Could you print all the entries exactly?

● **Extracted data**:
▬▬▬▬▬▬

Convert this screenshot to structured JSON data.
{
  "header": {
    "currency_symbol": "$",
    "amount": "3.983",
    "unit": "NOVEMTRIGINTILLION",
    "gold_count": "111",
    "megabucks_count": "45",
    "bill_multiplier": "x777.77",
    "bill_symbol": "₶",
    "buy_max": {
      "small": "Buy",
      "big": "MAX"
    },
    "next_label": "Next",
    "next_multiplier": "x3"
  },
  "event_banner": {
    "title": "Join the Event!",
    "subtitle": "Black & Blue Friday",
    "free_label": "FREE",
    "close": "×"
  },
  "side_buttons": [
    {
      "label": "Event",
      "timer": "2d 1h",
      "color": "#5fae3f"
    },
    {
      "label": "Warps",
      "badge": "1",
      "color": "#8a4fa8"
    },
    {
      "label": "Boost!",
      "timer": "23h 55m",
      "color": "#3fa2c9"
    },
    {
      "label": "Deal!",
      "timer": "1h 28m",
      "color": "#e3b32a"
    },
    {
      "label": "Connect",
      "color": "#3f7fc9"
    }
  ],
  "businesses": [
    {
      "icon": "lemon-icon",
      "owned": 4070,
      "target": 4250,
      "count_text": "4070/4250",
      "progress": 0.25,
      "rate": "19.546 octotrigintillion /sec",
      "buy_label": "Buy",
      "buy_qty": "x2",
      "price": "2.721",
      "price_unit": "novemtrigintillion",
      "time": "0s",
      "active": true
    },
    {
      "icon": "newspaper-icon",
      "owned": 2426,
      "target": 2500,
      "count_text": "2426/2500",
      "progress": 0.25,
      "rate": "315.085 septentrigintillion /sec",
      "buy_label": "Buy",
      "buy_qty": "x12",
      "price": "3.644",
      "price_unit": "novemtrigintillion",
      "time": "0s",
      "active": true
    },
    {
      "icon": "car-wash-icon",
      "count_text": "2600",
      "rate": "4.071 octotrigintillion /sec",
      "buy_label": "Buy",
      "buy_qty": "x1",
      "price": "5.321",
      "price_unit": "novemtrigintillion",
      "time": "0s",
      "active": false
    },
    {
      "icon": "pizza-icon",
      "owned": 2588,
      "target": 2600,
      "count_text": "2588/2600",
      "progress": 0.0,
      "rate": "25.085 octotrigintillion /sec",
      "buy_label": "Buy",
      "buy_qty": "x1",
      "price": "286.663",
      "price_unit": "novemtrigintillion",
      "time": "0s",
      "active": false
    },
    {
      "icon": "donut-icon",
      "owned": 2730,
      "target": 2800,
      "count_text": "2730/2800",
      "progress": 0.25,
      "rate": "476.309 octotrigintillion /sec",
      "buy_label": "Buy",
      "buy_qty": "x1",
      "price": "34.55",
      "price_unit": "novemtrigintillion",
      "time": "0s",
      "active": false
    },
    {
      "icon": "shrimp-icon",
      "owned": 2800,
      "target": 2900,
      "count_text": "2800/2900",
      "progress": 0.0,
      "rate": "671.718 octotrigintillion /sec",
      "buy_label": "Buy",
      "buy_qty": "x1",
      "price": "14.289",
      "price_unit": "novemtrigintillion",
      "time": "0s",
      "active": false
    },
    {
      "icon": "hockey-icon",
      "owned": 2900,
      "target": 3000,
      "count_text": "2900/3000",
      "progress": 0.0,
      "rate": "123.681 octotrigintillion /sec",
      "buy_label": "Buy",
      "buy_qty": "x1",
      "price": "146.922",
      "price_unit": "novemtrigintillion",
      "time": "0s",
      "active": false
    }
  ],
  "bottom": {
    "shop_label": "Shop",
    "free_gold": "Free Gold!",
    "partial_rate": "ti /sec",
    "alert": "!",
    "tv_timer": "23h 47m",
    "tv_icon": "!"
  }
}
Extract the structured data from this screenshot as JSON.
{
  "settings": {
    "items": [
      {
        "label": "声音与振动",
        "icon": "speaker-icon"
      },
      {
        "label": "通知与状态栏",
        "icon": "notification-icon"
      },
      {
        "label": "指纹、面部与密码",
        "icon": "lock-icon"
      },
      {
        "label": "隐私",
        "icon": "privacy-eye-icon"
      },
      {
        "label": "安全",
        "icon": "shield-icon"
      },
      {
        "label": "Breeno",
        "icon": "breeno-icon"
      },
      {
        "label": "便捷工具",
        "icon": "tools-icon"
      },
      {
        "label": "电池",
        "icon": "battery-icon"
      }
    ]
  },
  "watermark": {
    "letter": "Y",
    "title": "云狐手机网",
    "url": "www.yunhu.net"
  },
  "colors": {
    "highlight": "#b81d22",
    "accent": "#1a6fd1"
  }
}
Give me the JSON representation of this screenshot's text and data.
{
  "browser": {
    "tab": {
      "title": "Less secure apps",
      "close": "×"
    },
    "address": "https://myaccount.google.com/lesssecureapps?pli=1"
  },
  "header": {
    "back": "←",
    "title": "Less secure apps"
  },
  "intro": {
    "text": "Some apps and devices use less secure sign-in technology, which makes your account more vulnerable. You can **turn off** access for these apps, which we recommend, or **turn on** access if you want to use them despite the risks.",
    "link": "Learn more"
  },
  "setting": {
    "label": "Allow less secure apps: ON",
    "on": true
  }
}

▬▬▬▬▬▬

● **Response to the task**:
Convert this screenshot to structured JSON data.
{
  "header": {
    "currency_symbol": "$",
    "amount": "3.983",
    "unit": "NOVEMTRIGINTILLION",
    "gold_count": "111",
    "megabucks_count": "45",
    "bill_multiplier": "x777.77",
    "bill_symbol": "₶",
    "buy_max": {
      "small": "Buy",
      "big": "MAX"
    },
    "next_label": "Next",
    "next_multiplier": "x3"
  },
  "event_banner": {
    "title": "Join the Event!",
    "subtitle": "Black & Blue Friday",
    "free_label": "FREE",
    "close": "×"
  },
  "side_buttons": [
    {
      "label": "Event",
      "timer": "2d 1h",
      "color": "#5fae3f"
    },
    {
      "label": "Warps",
      "badge": "1",
      "color": "#8a4fa8"
    },
    {
      "label": "Boost!",
      "timer": "23h 55m",
      "color": "#3fa2c9"
    },
    {
      "label": "Deal!",
      "timer": "1h 28m",
      "color": "#e3b32a"
    },
    {
      "label": "Connect",
      "color": "#3f7fc9"
    }
  ],
  "businesses": [
    {
      "icon": "lemon-icon",
      "owned": 4070,
      "target": 4250,
      "count_text": "4070/4250",
      "progress": 0.25,
      "rate": "19.546 octotrigintillion /sec",
      "buy_label": "Buy",
      "buy_qty": "x2",
      "price": "2.721",
      "price_unit": "novemtrigintillion",
      "time": "0s",
      "active": true
    },
    {
      "icon": "newspaper-icon",
      "owned": 2426,
      "target": 2500,
      "count_text": "2426/2500",
      "progress": 0.25,
      "rate": "315.085 septentrigintillion /sec",
      "buy_label": "Buy",
      "buy_qty": "x12",
      "price": "3.644",
      "price_unit": "novemtrigintillion",
      "time": "0s",
      "active": true
    },
    {
      "icon": "car-wash-icon",
      "count_text": "2600",
      "rate": "4.071 octotrigintillion /sec",
      "buy_label": "Buy",
      "buy_qty": "x1",
      "price": "5.321",
      "price_unit": "novemtrigintillion",
      "time": "0s",
      "active": false
    },
    {
      "icon": "pizza-icon",
      "owned": 2588,
      "target": 2600,
      "count_text": "2588/2600",
      "progress": 0.0,
      "rate": "25.085 octotrigintillion /sec",
      "buy_label": "Buy",
      "buy_qty": "x1",
      "price": "286.663",
      "price_unit": "novemtrigintillion",
      "time": "0s",
      "active": false
    },
    {
      "icon": "donut-icon",
      "owned": 2730,
      "target": 2800,
      "count_text": "2730/2800",
      "progress": 0.25,
      "rate": "476.309 octotrigintillion /sec",
      "buy_label": "Buy",
      "buy_qty": "x1",
      "price": "34.55",
      "price_unit": "novemtrigintillion",
      "time": "0s",
      "active": false
    },
    {
      "icon": "shrimp-icon",
      "owned": 2800,
      "target": 2900,
      "count_text": "2800/2900",
      "progress": 0.0,
      "rate": "671.718 octotrigintillion /sec",
      "buy_label": "Buy",
      "buy_qty": "x1",
      "price": "14.289",
      "price_unit": "novemtrigintillion",
      "time": "0s",
      "active": false
    },
    {
      "icon": "hockey-icon",
      "owned": 2900,
      "target": 3000,
      "count_text": "2900/3000",
      "progress": 0.0,
      "rate": "123.681 octotrigintillion /sec",
      "buy_label": "Buy",
      "buy_qty": "x1",
      "price": "146.922",
      "price_unit": "novemtrigintillion",
      "time": "0s",
      "active": false
    }
  ],
  "bottom": {
    "shop_label": "Shop",
    "free_gold": "Free Gold!",
    "partial_rate": "ti /sec",
    "alert": "!",
    "tv_timer": "23h 47m",
    "tv_icon": "!"
  }
}
Extract the structured data from this screenshot as JSON.
{
  "settings": {
    "items": [
      {
        "label": "声音与振动",
        "icon": "speaker-icon"
      },
      {
        "label": "通知与状态栏",
        "icon": "notification-icon"
      },
      {
        "label": "指纹、面部与密码",
        "icon": "lock-icon"
      },
      {
        "label": "隐私",
        "icon": "privacy-eye-icon"
      },
      {
        "label": "安全",
        "icon": "shield-icon"
      },
      {
        "label": "Breeno",
        "icon": "breeno-icon"
      },
      {
        "label": "便捷工具",
        "icon": "tools-icon"
      },
      {
        "label": "电池",
        "icon": "battery-icon"
      }
    ]
  },
  "watermark": {
    "letter": "Y",
    "title": "云狐手机网",
    "url": "www.yunhu.net"
  },
  "colors": {
    "highlight": "#b81d22",
    "accent": "#1a6fd1"
  }
}
Give me the JSON representation of this screenshot's text and data.
{
  "browser": {
    "tab": {
      "title": "Less secure apps",
      "close": "×"
    },
    "address": "https://myaccount.google.com/lesssecureapps?pli=1"
  },
  "header": {
    "back": "←",
    "title": "Less secure apps"
  },
  "intro": {
    "text": "Some apps and devices use less secure sign-in technology, which makes your account more vulnerable. You can **turn off** access for these apps, which we recommend, or **turn on** access if you want to use them despite the risks.",
    "link": "Learn more"
  },
  "setting": {
    "label": "Allow less secure apps: ON",
    "on": true
  }
}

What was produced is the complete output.